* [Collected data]
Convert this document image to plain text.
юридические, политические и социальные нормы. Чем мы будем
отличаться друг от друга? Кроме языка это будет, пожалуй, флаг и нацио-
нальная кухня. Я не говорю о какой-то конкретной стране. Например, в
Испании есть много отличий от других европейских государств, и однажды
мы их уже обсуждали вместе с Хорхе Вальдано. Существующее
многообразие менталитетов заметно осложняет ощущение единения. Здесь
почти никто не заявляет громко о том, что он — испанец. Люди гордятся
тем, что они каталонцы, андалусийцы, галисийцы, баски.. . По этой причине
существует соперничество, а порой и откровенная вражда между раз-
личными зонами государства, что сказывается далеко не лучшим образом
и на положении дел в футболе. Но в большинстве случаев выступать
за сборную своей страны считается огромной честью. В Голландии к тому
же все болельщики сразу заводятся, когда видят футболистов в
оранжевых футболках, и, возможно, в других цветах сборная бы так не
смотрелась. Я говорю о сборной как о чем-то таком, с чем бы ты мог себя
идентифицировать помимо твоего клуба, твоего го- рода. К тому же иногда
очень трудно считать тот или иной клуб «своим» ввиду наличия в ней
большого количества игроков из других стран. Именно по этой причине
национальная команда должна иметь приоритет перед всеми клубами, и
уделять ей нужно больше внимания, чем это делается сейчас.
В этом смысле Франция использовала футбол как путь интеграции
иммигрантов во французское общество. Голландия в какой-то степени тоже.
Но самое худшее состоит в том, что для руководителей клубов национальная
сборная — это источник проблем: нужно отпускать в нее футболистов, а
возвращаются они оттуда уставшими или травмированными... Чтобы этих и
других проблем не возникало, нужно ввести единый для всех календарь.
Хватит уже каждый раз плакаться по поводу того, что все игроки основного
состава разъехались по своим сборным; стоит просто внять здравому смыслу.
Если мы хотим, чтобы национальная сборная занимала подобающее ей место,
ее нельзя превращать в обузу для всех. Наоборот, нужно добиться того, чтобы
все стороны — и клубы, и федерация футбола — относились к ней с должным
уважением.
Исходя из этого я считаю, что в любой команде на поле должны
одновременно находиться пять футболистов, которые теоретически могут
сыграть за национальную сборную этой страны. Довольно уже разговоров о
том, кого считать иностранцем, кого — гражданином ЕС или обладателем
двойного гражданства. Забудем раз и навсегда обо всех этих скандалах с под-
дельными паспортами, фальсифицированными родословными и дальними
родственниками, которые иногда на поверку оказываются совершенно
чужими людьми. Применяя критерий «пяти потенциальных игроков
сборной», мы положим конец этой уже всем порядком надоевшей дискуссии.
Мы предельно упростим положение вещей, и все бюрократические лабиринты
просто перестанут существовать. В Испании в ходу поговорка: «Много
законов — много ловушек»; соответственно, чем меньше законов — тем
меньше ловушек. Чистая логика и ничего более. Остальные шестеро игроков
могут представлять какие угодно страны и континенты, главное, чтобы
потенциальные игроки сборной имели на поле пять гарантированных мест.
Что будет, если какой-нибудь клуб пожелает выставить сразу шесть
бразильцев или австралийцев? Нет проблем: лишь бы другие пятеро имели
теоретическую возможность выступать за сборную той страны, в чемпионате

* [Work to be completed] Copy every line of the data that holds the string "какой".

* [Task solution]
нальная кухня. Я не говорю о какой-то конкретной стране. Например, в
иммигрантов во французское общество. Голландия в какой-то степени тоже.
Что будет, если какой-нибудь клуб пожелает выставить сразу шесть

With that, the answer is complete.